PROBLEM REQUIREMENTS -> In your copy, leave out the pictures; write out all the data exactly.

— start —

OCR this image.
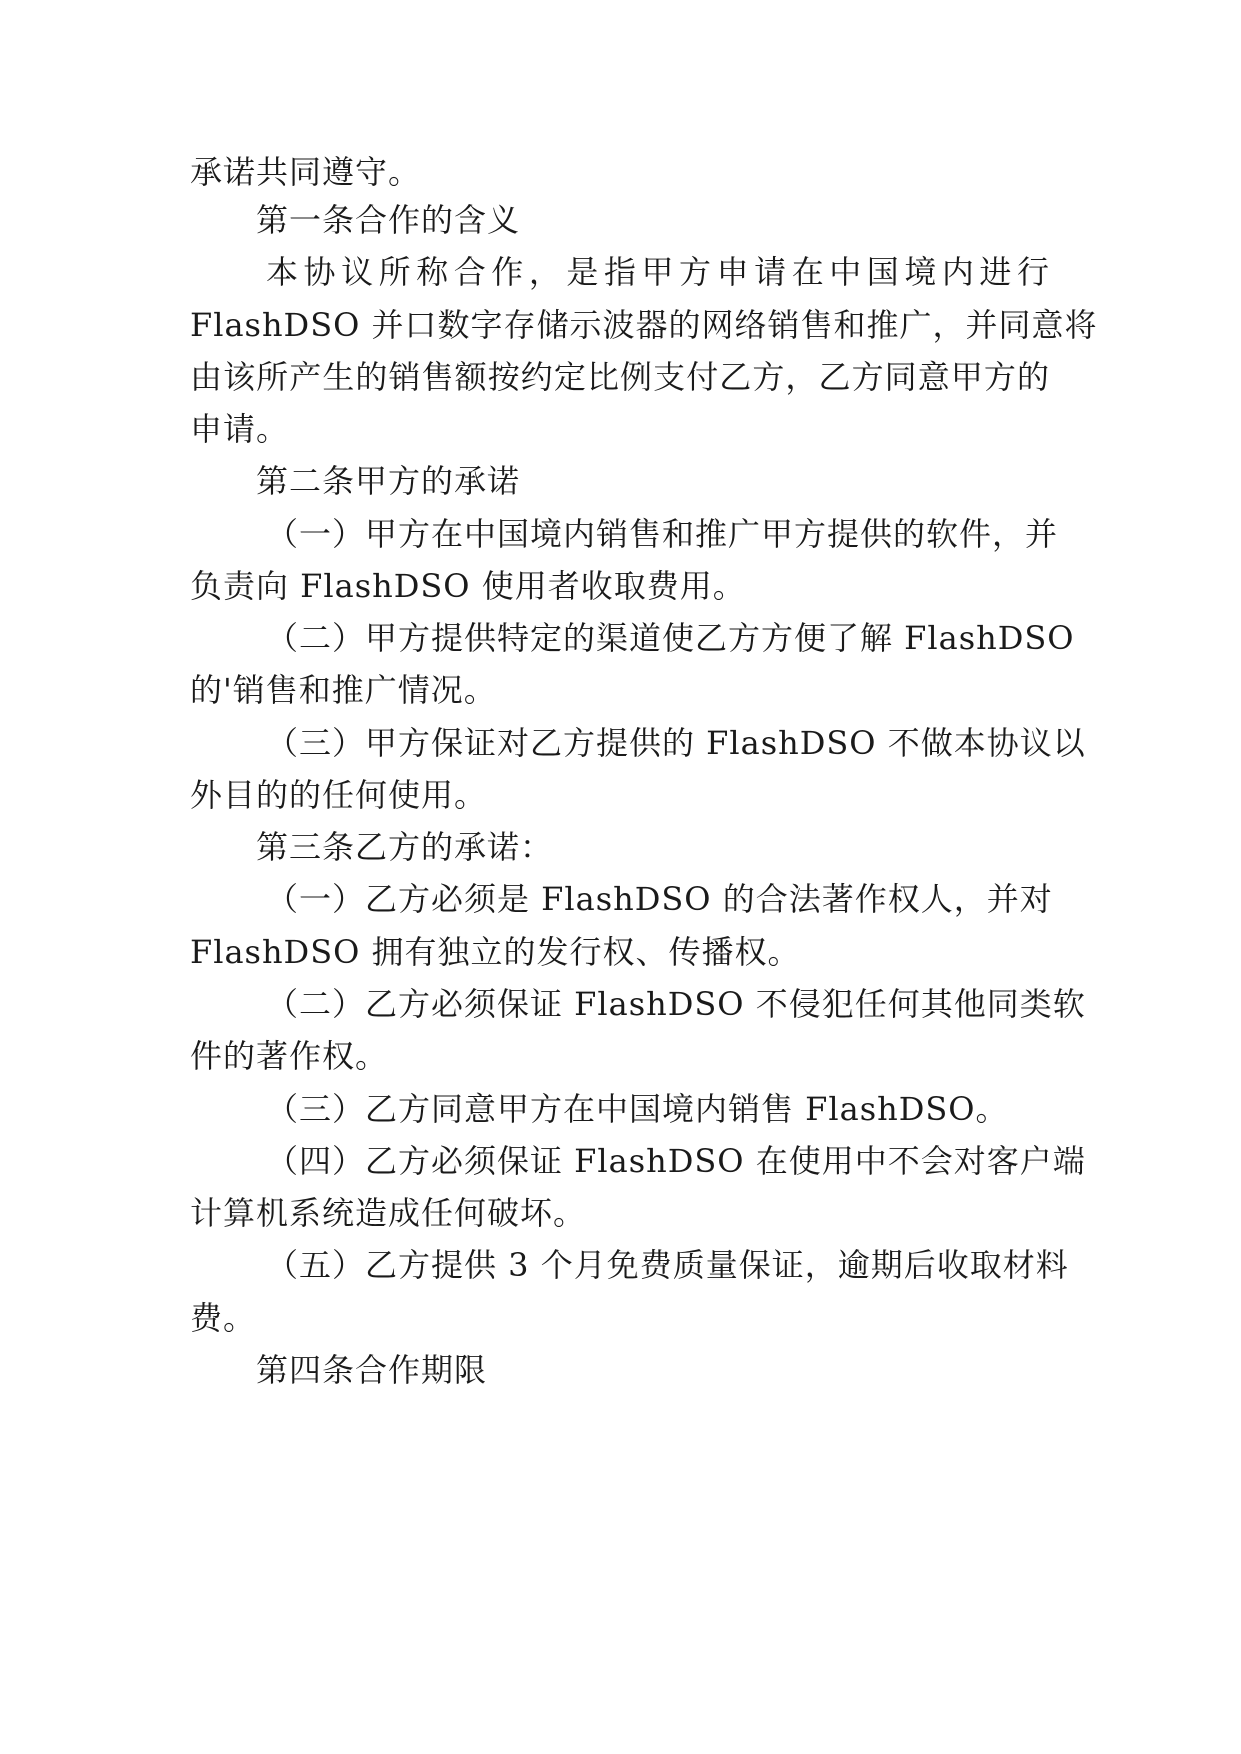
承诺共同遵守。
第一条合作的含义
本协议所称合作，是指甲方申请在中国境内进行
FlashDSO 并口数字存储示波器的网络销售和推广，并同意将
由该所产生的销售额按约定比例支付乙方，乙方同意甲方的
申请。
第二条甲方的承诺
（一）甲方在中国境内销售和推广甲方提供的软件，并
负责向 FlashDSO 使用者收取费用。
（二）甲方提供特定的渠道使乙方方便了解 FlashDSO
的'销售和推广情况。
（三）甲方保证对乙方提供的 FlashDSO 不做本协议以
外目的的任何使用。
第三条乙方的承诺：
（一）乙方必须是 FlashDSO 的合法著作权人，并对
FlashDSO 拥有独立的发行权、传播权。
（二）乙方必须保证 FlashDSO 不侵犯任何其他同类软
件的著作权。
（三）乙方同意甲方在中国境内销售 FlashDSO。
（四）乙方必须保证 FlashDSO 在使用中不会对客户端
计算机系统造成任何破坏。
（五）乙方提供 3 个月免费质量保证，逾期后收取材料
费。
第四条合作期限
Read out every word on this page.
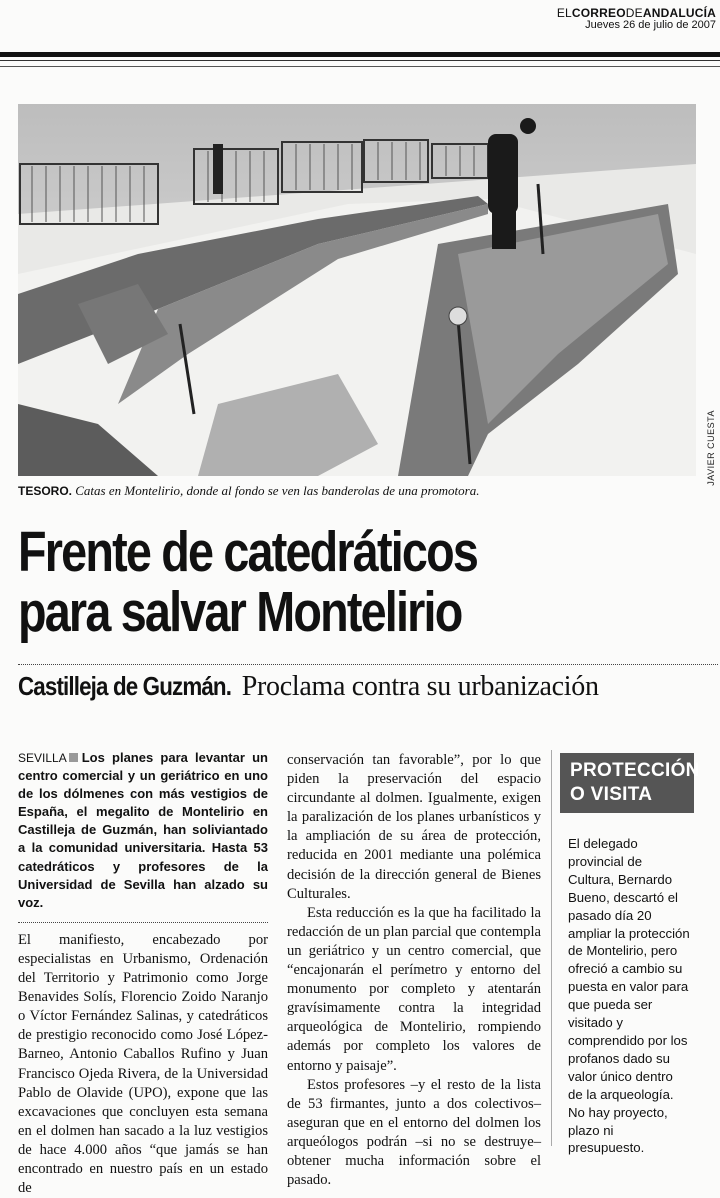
ELCORREODEANDALUCÍA
Jueves 26 de julio de 2007
JAVIER CUESTA
TESORO. Catas en Montelirio, donde al fondo se ven las banderolas de una promotora.
Frente de catedráticos
para salvar Montelirio
Castilleja de Guzmán. Proclama contra su urbanización

SEVILLA Los planes para levantar un centro comercial y un geriátrico en uno de los dólmenes con más vestigios de España, el megalito de Montelirio en Castilleja de Guzmán, han soliviantado a la comunidad universitaria. Hasta 53 catedráticos y profesores de la Universidad de Sevilla han alzado su voz.

El manifiesto, encabezado por especialistas en Urbanismo, Ordenación del Territorio y Patrimonio como Jorge Benavides Solís, Florencio Zoido Naranjo o Víctor Fernández Salinas, y catedráticos de prestigio reconocido como José López-Barneo, Antonio Caballos Rufino y Juan Francisco Ojeda Rivera, de la Universidad Pablo de Olavide (UPO), expone que las excavaciones que concluyen esta semana en el dolmen han sacado a la luz vestigios de hace 4.000 años “que jamás se han encontrado en nuestro país en un estado de

conservación tan favorable”, por lo que piden la preservación del espacio circundante al dolmen. Igualmente, exigen la paralización de los planes urbanísticos y la ampliación de su área de protección, reducida en 2001 mediante una polémica decisión de la dirección general de Bienes Culturales.

Esta reducción es la que ha facilitado la redacción de un plan parcial que contempla un geriátrico y un centro comercial, que “encajonarán el perímetro y entorno del monumento por completo y atentarán gravísimamente contra la integridad arqueológica de Montelirio, rompiendo además por completo los valores de entorno y paisaje”.

Estos profesores –y el resto de la lista de 53 firmantes, junto a dos colectivos– aseguran que en el entorno del dolmen los arqueólogos podrán –si no se destruye– obtener mucha información sobre el pasado.

PROTECCIÓN
O VISITA
El delegado provincial de Cultura, Bernardo Bueno, descartó el pasado día 20 ampliar la protección de Montelirio, pero ofreció a cambio su puesta en valor para que pueda ser visitado y comprendido por los profanos dado su valor único dentro de la arqueología. No hay proyecto, plazo ni presupuesto.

— end —

FULL RESPONSE ->
OCR this image.
承诺共同遵守。
第一条合作的含义
本协议所称合作，是指甲方申请在中国境内进行
FlashDSO 并口数字存储示波器的网络销售和推广，并同意将
由该所产生的销售额按约定比例支付乙方，乙方同意甲方的
申请。
第二条甲方的承诺
（一）甲方在中国境内销售和推广甲方提供的软件，并
负责向 FlashDSO 使用者收取费用。
（二）甲方提供特定的渠道使乙方方便了解 FlashDSO
的'销售和推广情况。
（三）甲方保证对乙方提供的 FlashDSO 不做本协议以
外目的的任何使用。
第三条乙方的承诺：
（一）乙方必须是 FlashDSO 的合法著作权人，并对
FlashDSO 拥有独立的发行权、传播权。
（二）乙方必须保证 FlashDSO 不侵犯任何其他同类软
件的著作权。
（三）乙方同意甲方在中国境内销售 FlashDSO。
（四）乙方必须保证 FlashDSO 在使用中不会对客户端
计算机系统造成任何破坏。
（五）乙方提供 3 个月免费质量保证，逾期后收取材料
费。
第四条合作期限
Read out every word on this page.
ELCORREODEANDALUCÍA
Jueves 26 de julio de 2007
JAVIER CUESTA
TESORO. Catas en Montelirio, donde al fondo se ven las banderolas de una promotora.
Frente de catedráticos
para salvar Montelirio
Castilleja de Guzmán. Proclama contra su urbanización

SEVILLA Los planes para levantar un centro comercial y un geriátrico en uno de los dólmenes con más vestigios de España, el megalito de Montelirio en Castilleja de Guzmán, han soliviantado a la comunidad universitaria. Hasta 53 catedráticos y profesores de la Universidad de Sevilla han alzado su voz.

El manifiesto, encabezado por especialistas en Urbanismo, Ordenación del Territorio y Patrimonio como Jorge Benavides Solís, Florencio Zoido Naranjo o Víctor Fernández Salinas, y catedráticos de prestigio reconocido como José López-Barneo, Antonio Caballos Rufino y Juan Francisco Ojeda Rivera, de la Universidad Pablo de Olavide (UPO), expone que las excavaciones que concluyen esta semana en el dolmen han sacado a la luz vestigios de hace 4.000 años “que jamás se han encontrado en nuestro país en un estado de

conservación tan favorable”, por lo que piden la preservación del espacio circundante al dolmen. Igualmente, exigen la paralización de los planes urbanísticos y la ampliación de su área de protección, reducida en 2001 mediante una polémica decisión de la dirección general de Bienes Culturales.

Esta reducción es la que ha facilitado la redacción de un plan parcial que contempla un geriátrico y un centro comercial, que “encajonarán el perímetro y entorno del monumento por completo y atentarán gravísimamente contra la integridad arqueológica de Montelirio, rompiendo además por completo los valores de entorno y paisaje”.

Estos profesores –y el resto de la lista de 53 firmantes, junto a dos colectivos– aseguran que en el entorno del dolmen los arqueólogos podrán –si no se destruye– obtener mucha información sobre el pasado.

PROTECCIÓN
O VISITA
El delegado provincial de Cultura, Bernardo Bueno, descartó el pasado día 20 ampliar la protección de Montelirio, pero ofreció a cambio su puesta en valor para que pueda ser visitado y comprendido por los profanos dado su valor único dentro de la arqueología. No hay proyecto, plazo ni presupuesto.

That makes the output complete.